**Détails de l'exercice:** D'après la lettre sur les brevets logiciels, à quelle date et dans quelle ville le vote définitif en séance plénière doit-il avoir lieu ?

**Extrait de page:**
·····

Lettre aux non-informaticiens by brevets-logiciels.info Monday August 25, 2003 at 03:53 PM |
Brevets logiciels: il est urgent pour l'Europe, donc pour nous, de comprendre qu'il ne s'agit pas d'un débat entre informaticiens, mais bien d'un choix hautement politique qui peut remettre en cause notre indépendance et nos libertés.
Vous savez tous que l'informatique en général et de façon
plus visible l'Internet sont en train de prendre une place prépondérante
dans notre vie. Les échanges d'informations (entre entreprises et
entre particuliers) sont de plus en plus souvent réalisés avec
des moyens informatisés. Les modes de communication ont été
largement modifiés par le courrier électronique ou les messageries
instantanées. Les services fournis par l'informatique dans une entreprise
sont maintenant considérés comme stratégiques par l'entreprise.
Cet enjeu stratégique prend encore plus d'importance pour les services
gouvernementaux (sûreté nucléaire, militaire, les renseignements,
etc).
Or le 17 juin 2003, sur proposition de l'Office Européen des Brevets
(OEB), une des commissions du Parlement européen (la commission juridique)
a adopté un rapport qui autorise la brevetabilité du logiciel.
Il faut aussi savoir que les lobbies pro-brevets avaient réussi à
faire avancer la date du vote définitif (au 1er juin) afin de bloquer
toute tentative de contre-lobbying. Le vote définitif aura bien lieu
en séance plénière le 1er septembre 2003 à Strasbourg.
Où est le problème ?
Il faut savoir qu'un logiciel est écrit par un programmeur sous forme
de texte: c'est le code source. Ceci justifie la protection actuelle du code
source par le droit d'auteur, comme les écrits (les livres, articles
par exemple) sont protégés par le droit d'auteur. Si vous écrivez
une recette de cuisine pour faire un nouveau type de crêpes, votre
écrit est protégé par le droit d'auteur. Je ne peux pas
copier votre recette telle quelle sans votre accord sinon je peux être
poursuivi pour plagiat. C'est l'application normale du droit d'auteur. Je
peux par contre réécrire votre recette mais à ma façon.
Je peux ainsi faire les mêmes crêpes car vous ne pouvez pas breveter
les crêpes. Néanmoins, les brevets actuels peuvent intervenir.
Si vous inventez le fouet qui permet de monter les oeufs en neige, vous pouvez
breveter le fouet. Vous avez breveté un moyen technique pour monter
les oeufs en neige. Par contre, et c'est important, vous ne pouvez pas breveter
l'idée de monter les oeufs en neige. Ainsi si j'invente le mixeur
pour monter les oeufs en neige, je peux breveter ce moyen technique et être
en concurrence avec vous sur le marché des outils pour "monter les
oeufs en neige". Les brevets actuels ne sont pas un frein à l'innovation.
Malheureusement les brevets logiciels qui risquent d'être votés
ne font pas suffisamment la distinction entre le moyen technique (le code
source qui est souvent considéré comme le moyen technique et
est déjà protégé par le droit d'auteur) et l'idée,
les concepts sous-jacents (ce que fait et manipule le programme).

·····

**Lignes de données:**
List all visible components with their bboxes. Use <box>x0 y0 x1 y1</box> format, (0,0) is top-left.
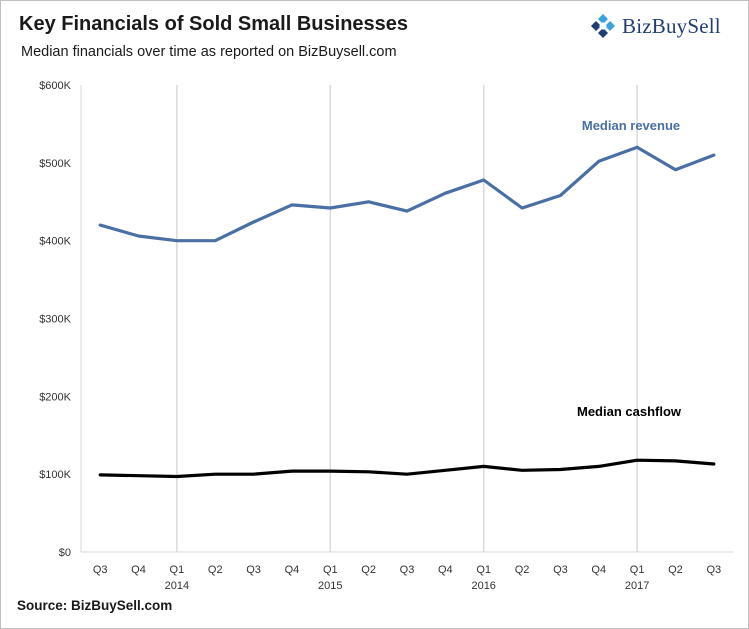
bizbuysell-logo: BizBuySell <box>590 13 721 39</box>
y-tick-label: $600K <box>39 80 71 92</box>
y-tick-label: $400K <box>39 236 71 248</box>
y-tick-label: $200K <box>39 391 71 403</box>
x-tick-label: Q2 <box>361 564 376 576</box>
y-tick-label: $300K <box>39 314 71 326</box>
x-tick-label: Q2 <box>208 564 223 576</box>
x-tick-label: Q3 <box>706 564 721 576</box>
x-tick-label: Q3 <box>246 564 261 576</box>
x-tick-label: Q4 <box>438 564 453 576</box>
x-tick-label: Q3 <box>93 564 108 576</box>
x-tick-label: Q3 <box>553 564 568 576</box>
logo-wordmark: BizBuySell <box>622 13 721 38</box>
y-tick-label: $100K <box>39 469 71 481</box>
x-tick-label: Q1 <box>170 564 185 576</box>
x-tick-label: Q4 <box>591 564 606 576</box>
x-year-label: 2014 <box>165 580 189 592</box>
x-tick-label: Q1 <box>630 564 645 576</box>
series-line-median-revenue <box>98 145 716 243</box>
x-tick-label: Q1 <box>476 564 491 576</box>
x-year-label: 2017 <box>625 580 649 592</box>
series-label-median-revenue: Median revenue <box>582 118 680 133</box>
x-tick-label: Q4 <box>131 564 146 576</box>
x-year-label: 2015 <box>318 580 342 592</box>
x-tick-label: Q1 <box>323 564 338 576</box>
bizbuysell-logo-icon <box>591 14 615 38</box>
x-tick-label: Q3 <box>400 564 415 576</box>
y-tick-label: $500K <box>39 158 71 170</box>
x-tick-label: Q2 <box>668 564 683 576</box>
series-line-median-cashflow <box>98 458 716 479</box>
x-year-label: 2016 <box>471 580 495 592</box>
x-tick-label: Q4 <box>285 564 300 576</box>
chart-subtitle: Median financials over time as reported … <box>21 44 397 60</box>
series-label-median-cashflow: Median cashflow <box>577 404 682 419</box>
y-tick-label: $0 <box>59 547 71 559</box>
x-tick-label: Q2 <box>515 564 530 576</box>
chart-title: Key Financials of Sold Small Businesses <box>19 13 409 35</box>
source-note: Source: BizBuySell.com <box>17 598 173 613</box>
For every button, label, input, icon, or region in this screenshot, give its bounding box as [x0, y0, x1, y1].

·····

**Réponse:** Le 1er septembre 2003, à Strasbourg.